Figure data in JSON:

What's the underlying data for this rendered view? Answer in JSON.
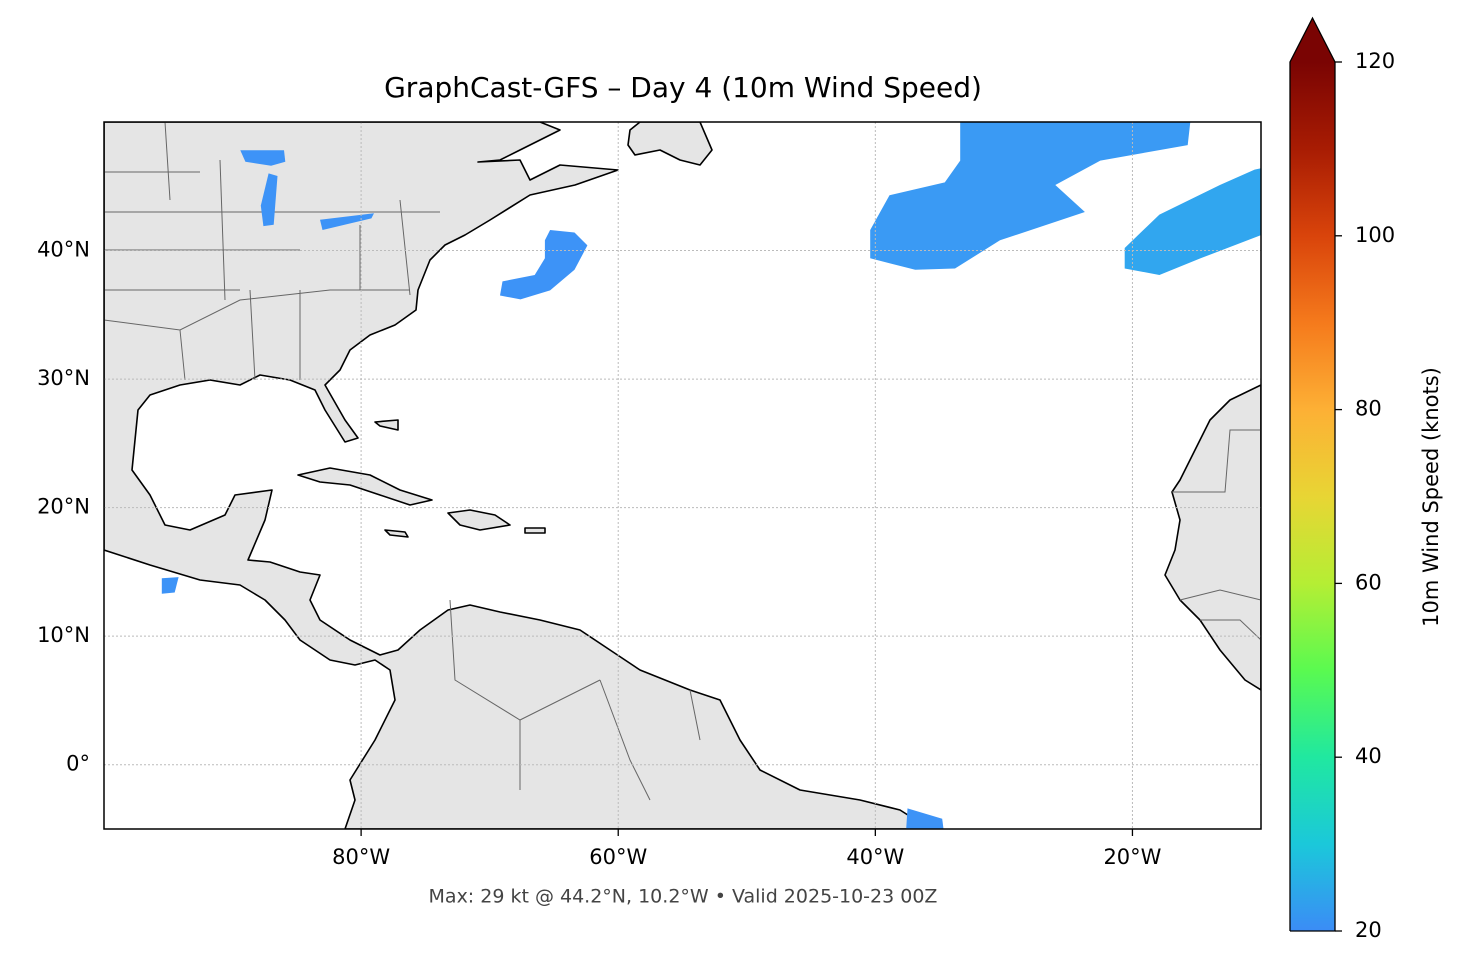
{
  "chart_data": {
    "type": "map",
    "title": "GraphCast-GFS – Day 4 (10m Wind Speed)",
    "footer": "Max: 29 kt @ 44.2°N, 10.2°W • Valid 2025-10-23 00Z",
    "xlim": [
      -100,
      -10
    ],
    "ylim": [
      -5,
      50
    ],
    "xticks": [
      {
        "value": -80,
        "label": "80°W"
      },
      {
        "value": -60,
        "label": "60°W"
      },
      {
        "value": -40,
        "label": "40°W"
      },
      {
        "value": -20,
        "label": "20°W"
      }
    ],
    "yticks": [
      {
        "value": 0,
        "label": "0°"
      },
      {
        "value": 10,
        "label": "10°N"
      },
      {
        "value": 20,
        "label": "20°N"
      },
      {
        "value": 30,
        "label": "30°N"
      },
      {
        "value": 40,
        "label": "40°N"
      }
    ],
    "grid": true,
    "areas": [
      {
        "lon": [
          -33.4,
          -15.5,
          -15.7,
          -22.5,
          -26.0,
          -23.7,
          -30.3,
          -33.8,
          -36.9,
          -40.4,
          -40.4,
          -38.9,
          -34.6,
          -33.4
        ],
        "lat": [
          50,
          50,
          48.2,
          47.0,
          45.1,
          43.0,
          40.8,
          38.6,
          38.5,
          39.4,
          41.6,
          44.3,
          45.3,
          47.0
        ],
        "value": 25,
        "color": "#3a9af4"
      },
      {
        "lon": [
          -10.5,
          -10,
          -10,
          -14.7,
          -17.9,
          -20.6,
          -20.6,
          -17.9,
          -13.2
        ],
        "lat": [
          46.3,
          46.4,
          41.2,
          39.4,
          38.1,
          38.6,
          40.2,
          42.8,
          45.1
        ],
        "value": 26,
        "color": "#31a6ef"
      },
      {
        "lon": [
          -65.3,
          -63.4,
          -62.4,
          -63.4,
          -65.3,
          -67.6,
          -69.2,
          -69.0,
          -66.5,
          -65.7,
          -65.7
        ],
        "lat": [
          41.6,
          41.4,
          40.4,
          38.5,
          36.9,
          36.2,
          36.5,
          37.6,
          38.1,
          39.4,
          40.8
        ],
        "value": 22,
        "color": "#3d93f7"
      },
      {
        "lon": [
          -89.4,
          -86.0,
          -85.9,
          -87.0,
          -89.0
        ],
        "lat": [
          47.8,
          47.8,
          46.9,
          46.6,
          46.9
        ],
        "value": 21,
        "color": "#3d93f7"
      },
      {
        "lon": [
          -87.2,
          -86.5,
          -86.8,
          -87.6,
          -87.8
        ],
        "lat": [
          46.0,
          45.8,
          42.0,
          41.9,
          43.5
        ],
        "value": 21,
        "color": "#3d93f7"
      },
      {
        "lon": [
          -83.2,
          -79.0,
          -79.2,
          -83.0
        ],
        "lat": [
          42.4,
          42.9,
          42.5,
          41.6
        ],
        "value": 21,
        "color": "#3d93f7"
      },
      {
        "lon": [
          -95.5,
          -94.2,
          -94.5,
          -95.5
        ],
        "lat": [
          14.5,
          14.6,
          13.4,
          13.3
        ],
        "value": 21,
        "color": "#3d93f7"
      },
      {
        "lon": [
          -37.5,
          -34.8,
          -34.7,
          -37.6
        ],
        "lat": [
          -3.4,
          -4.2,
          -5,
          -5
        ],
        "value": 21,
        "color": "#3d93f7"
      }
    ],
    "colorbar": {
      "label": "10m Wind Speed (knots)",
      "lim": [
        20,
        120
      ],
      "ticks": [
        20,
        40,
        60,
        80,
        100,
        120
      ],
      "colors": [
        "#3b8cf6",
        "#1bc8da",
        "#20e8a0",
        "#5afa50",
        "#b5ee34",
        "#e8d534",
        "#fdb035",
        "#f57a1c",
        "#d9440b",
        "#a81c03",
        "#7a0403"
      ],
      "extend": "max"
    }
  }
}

**Work instructions**
Look through the material above and work out how many of its lines contain "label". State the number only.

**The completed task**
10